== Material supplied

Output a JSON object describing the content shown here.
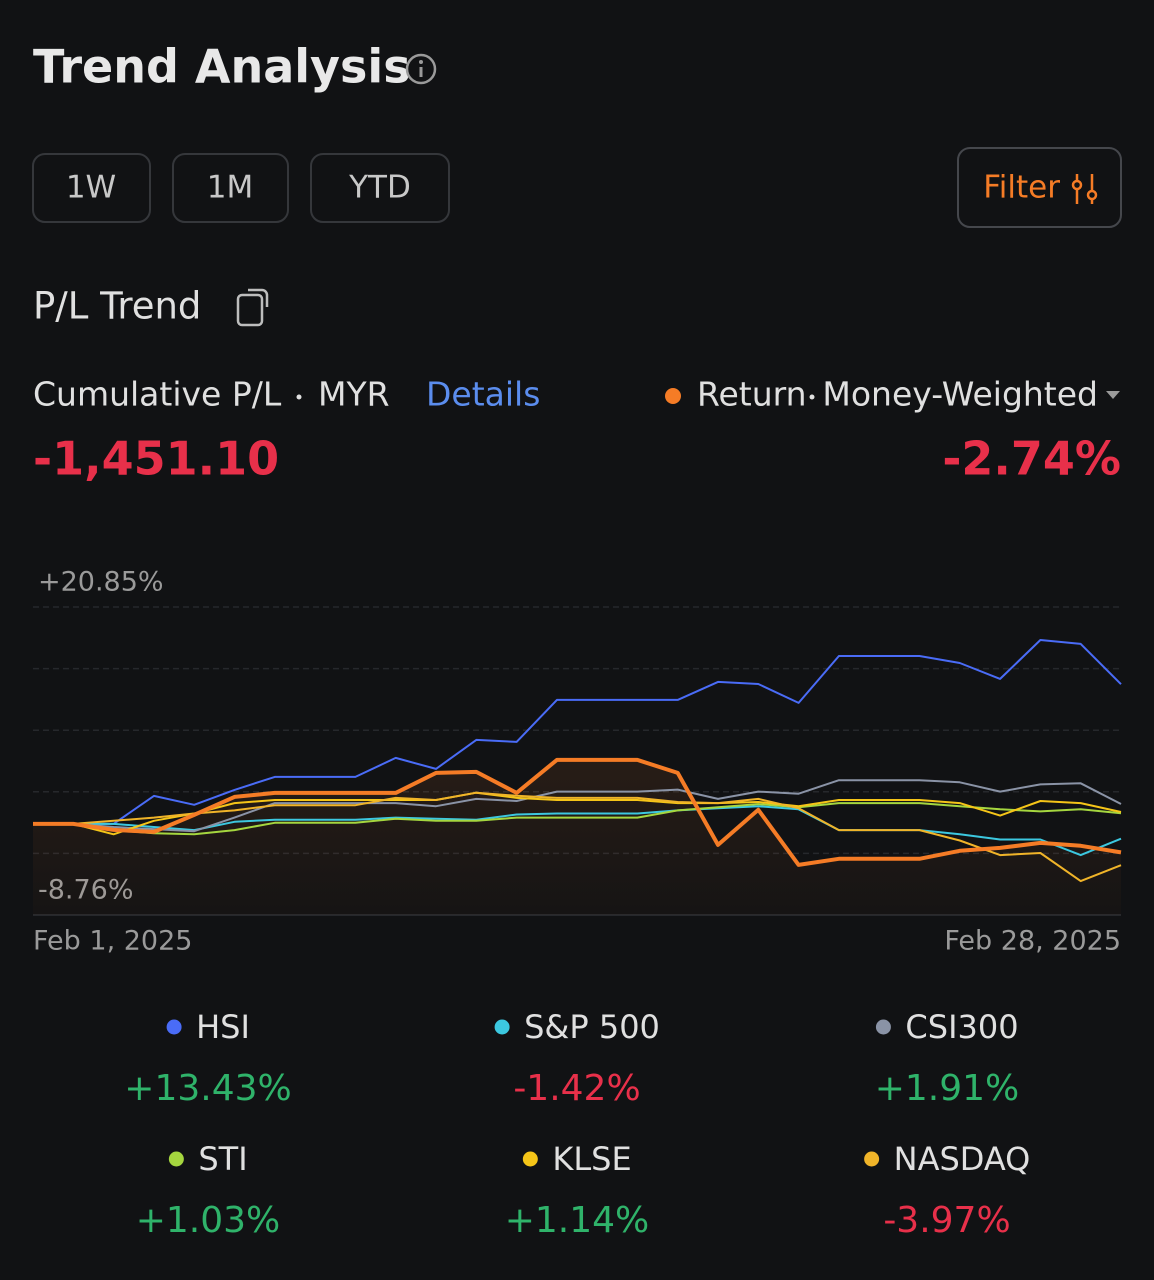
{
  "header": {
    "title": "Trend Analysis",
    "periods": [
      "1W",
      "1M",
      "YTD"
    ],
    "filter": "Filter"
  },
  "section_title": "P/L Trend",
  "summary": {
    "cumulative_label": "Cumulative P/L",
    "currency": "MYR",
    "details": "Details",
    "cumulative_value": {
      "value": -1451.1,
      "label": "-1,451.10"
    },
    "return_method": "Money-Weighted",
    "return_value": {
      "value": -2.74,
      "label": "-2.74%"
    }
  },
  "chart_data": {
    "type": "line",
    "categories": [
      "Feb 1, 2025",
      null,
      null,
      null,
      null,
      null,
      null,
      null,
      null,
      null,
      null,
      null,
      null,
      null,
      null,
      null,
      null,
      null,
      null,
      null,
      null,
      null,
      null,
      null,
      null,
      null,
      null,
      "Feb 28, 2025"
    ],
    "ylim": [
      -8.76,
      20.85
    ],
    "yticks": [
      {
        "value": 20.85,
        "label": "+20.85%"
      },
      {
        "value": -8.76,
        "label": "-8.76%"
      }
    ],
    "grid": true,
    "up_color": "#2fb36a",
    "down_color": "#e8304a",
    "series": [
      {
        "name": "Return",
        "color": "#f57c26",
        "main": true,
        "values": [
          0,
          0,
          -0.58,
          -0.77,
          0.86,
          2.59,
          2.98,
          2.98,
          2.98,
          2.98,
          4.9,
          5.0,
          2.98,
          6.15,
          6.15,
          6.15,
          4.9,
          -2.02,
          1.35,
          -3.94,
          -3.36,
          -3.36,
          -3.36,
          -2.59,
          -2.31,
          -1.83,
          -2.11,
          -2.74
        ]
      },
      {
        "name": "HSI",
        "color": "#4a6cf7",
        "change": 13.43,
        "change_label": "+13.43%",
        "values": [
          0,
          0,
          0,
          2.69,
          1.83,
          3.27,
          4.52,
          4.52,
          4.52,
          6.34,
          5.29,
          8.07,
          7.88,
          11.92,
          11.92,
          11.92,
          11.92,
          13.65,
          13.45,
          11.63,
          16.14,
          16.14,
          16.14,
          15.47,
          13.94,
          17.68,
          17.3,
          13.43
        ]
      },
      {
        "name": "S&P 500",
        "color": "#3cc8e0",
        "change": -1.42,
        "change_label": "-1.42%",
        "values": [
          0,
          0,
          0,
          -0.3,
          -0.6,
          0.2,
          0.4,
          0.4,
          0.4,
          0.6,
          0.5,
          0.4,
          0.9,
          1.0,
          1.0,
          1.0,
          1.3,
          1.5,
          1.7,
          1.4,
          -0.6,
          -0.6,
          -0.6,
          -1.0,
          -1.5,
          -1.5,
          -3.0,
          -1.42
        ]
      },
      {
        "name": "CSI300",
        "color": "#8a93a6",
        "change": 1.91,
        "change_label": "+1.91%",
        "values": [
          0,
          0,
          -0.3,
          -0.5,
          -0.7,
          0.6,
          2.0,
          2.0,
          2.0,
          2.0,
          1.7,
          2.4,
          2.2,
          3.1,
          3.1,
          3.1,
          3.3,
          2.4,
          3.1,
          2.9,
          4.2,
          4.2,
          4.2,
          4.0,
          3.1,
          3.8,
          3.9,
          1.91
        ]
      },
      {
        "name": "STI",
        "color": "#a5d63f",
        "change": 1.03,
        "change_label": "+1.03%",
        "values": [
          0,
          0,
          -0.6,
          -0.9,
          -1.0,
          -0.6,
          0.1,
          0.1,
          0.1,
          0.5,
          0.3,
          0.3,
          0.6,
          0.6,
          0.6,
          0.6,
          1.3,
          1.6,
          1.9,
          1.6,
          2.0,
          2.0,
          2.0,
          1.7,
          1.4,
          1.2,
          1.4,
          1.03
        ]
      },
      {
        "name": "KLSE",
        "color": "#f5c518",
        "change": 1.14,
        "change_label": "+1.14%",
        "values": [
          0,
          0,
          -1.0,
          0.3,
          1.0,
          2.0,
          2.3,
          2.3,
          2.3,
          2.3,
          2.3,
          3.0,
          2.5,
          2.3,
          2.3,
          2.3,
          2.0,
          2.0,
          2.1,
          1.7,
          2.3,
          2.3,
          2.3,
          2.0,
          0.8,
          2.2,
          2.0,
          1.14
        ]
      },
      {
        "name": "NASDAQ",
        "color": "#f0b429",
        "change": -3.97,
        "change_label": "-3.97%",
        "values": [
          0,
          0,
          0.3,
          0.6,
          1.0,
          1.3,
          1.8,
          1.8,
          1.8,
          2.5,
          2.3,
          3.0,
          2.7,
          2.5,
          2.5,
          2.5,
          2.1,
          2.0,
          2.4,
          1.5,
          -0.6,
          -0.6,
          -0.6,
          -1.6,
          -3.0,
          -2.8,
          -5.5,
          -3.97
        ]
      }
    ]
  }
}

====

**Required work:**
Find the string "Trend" in the entries above and return each line that holds it.

**Written solution:**
    "title": "Trend Analysis",
  "section_title": "P/L Trend",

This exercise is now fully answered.